INFORMATION PROVIDED:
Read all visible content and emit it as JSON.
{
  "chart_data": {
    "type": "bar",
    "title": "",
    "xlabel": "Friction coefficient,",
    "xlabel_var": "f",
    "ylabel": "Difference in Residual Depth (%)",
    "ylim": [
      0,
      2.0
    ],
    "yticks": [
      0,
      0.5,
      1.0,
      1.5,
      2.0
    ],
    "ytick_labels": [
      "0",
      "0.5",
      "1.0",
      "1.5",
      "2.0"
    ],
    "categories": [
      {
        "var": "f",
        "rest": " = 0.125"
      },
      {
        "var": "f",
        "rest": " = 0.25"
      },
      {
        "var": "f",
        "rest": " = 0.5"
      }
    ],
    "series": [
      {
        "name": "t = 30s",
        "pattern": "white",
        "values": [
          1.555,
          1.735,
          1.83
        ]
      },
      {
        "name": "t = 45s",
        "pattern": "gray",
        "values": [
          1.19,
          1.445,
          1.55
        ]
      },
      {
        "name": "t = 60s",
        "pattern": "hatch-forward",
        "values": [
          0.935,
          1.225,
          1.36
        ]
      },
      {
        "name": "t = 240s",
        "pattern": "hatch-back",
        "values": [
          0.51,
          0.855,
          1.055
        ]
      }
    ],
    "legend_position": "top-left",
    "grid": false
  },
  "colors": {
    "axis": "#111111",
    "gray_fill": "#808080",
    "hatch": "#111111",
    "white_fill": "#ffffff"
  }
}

OBJECTIVE:
Filter the listing above for the string "pattern" and copy every matching line.

TASK RESPONSE:
        "pattern": "white",
        "pattern": "gray",
        "pattern": "hatch-forward",
        "pattern": "hatch-back",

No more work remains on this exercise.